## Exercise task
Filter the material below down to the lines that contain the string "note", and copy each of those lines. Case counts, so only matches with the same capitalization qualify.

## Records provided
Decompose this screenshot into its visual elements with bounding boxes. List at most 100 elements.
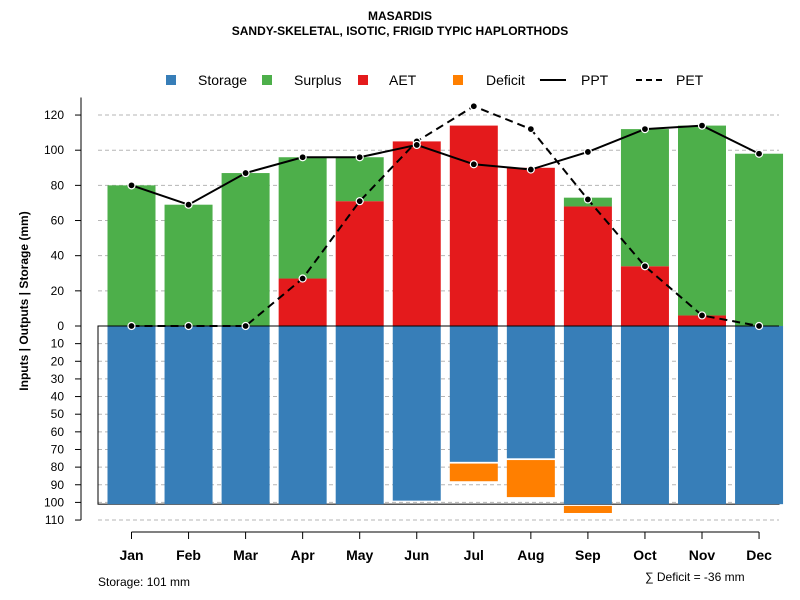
x-tick-label: Nov <box>689 547 716 563</box>
storage-bar <box>678 326 726 505</box>
x-tick-label: Sep <box>575 547 601 563</box>
ppt-point <box>355 153 364 162</box>
pet-point <box>241 321 250 331</box>
legend-line-ppt <box>540 79 566 81</box>
y-tick-label: 50 <box>51 407 65 421</box>
ppt-point <box>412 140 421 150</box>
storage-bar <box>164 326 213 505</box>
y-tick-label: 40 <box>51 390 65 404</box>
aet-bar <box>449 125 498 326</box>
legend-label-storage: Storage <box>198 72 248 88</box>
ppt-point <box>697 121 707 130</box>
pet-point <box>697 311 707 320</box>
aet-bar <box>563 206 612 326</box>
legend-label-pet: PET <box>676 72 704 88</box>
pet-point <box>355 197 364 206</box>
x-tick-label: May <box>346 547 373 563</box>
y-axis-label: Inputs | Outputs | Storage (mm) <box>17 211 31 390</box>
surplus-bar <box>678 125 726 316</box>
storage-bar <box>563 326 612 505</box>
y-tick-label: 100 <box>44 143 64 157</box>
pet-line <box>131 105 760 327</box>
x-tick-label: Jun <box>404 547 429 563</box>
y-tick-label: 110 <box>45 513 64 527</box>
x-tick-label: Oct <box>633 547 657 563</box>
ppt-line <box>131 124 760 206</box>
chart-subtitle: SANDY-SKELETAL, ISOTIC, FRIGID TYPIC HAP… <box>231 24 569 38</box>
legend-swatch-aet <box>358 75 368 85</box>
ppt-point <box>526 165 535 174</box>
y-tick-label: 100 <box>44 495 64 509</box>
legend-label-aet: AET <box>389 72 417 88</box>
pet-point <box>583 195 593 204</box>
y-tick-label: 80 <box>51 178 65 192</box>
legend-swatch-surplus <box>262 75 272 85</box>
ppt-point <box>241 168 250 178</box>
ppt-point <box>640 125 650 134</box>
storage-bar <box>735 326 784 505</box>
y-tick-label: 120 <box>44 108 64 122</box>
x-tick-label: Jan <box>119 547 143 563</box>
y-tick-label: 20 <box>51 284 65 298</box>
chart-title: MASARDIS <box>367 9 432 23</box>
y-tick-label: 0 <box>57 319 64 333</box>
legend-line-pet <box>636 79 662 81</box>
storage-bar <box>620 326 669 505</box>
storage-bar <box>506 326 555 459</box>
y-tick-label: 80 <box>51 460 65 474</box>
aet-bar <box>620 266 669 326</box>
storage-bar <box>335 326 384 505</box>
ppt-point <box>184 200 193 209</box>
pet-point <box>298 274 307 283</box>
pet-point <box>469 102 478 111</box>
surplus-bar <box>278 157 327 279</box>
aet-bar <box>335 201 384 326</box>
surplus-bar <box>221 173 270 326</box>
storage-note: Storage: 101 mm <box>98 575 191 589</box>
pet-point <box>184 321 193 331</box>
y-tick-label: 10 <box>51 337 65 351</box>
deficit-bar <box>506 460 555 498</box>
pet-point <box>640 262 650 271</box>
y-tick-label: 70 <box>51 442 65 456</box>
x-tick-label: Jul <box>464 547 484 563</box>
y-tick-label: 90 <box>51 478 65 492</box>
aet-bar <box>278 278 327 326</box>
y-tick-label: 30 <box>51 372 65 386</box>
pet-point <box>754 321 764 331</box>
storage-bar <box>449 326 498 462</box>
y-tick-label: 20 <box>51 354 65 368</box>
ppt-point <box>298 153 307 162</box>
ppt-point <box>583 147 593 157</box>
deficit-bar <box>563 505 612 513</box>
x-tick-label: Dec <box>746 547 772 563</box>
storage-bar <box>392 326 441 501</box>
deficit-bar <box>449 463 498 482</box>
y-tick-label: 60 <box>51 214 65 228</box>
aet-bar <box>678 315 726 326</box>
deficit-note: ∑ Deficit = -36 mm <box>645 570 745 584</box>
surplus-bar <box>164 204 213 326</box>
legend-label-ppt: PPT <box>581 72 609 88</box>
legend-label-surplus: Surplus <box>294 72 342 88</box>
legend: Storage Surplus AET Deficit PPT PET <box>0 70 800 90</box>
surplus-bar <box>335 157 384 202</box>
storage-bar <box>107 326 156 505</box>
x-tick-label: Apr <box>291 547 316 563</box>
x-tick-label: Aug <box>517 547 544 563</box>
aet-bar <box>506 167 555 326</box>
pet-point <box>526 125 535 134</box>
ppt-point <box>754 149 764 158</box>
pet-point <box>127 321 136 331</box>
storage-bar <box>221 326 270 505</box>
ppt-point <box>469 160 478 169</box>
ppt-point <box>127 181 136 190</box>
surplus-bar <box>735 153 784 326</box>
surplus-bar <box>107 185 156 326</box>
surplus-bar <box>620 129 669 267</box>
x-tick-label: Mar <box>233 547 258 563</box>
y-tick-label: 60 <box>51 425 65 439</box>
y-tick-label: 40 <box>51 249 65 263</box>
legend-swatch-storage <box>166 75 176 85</box>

## Exercise solution
storage-note: Storage: 101 mm <box>98 575 191 589</box>
deficit-note: ∑ Deficit = -36 mm <box>645 570 745 584</box>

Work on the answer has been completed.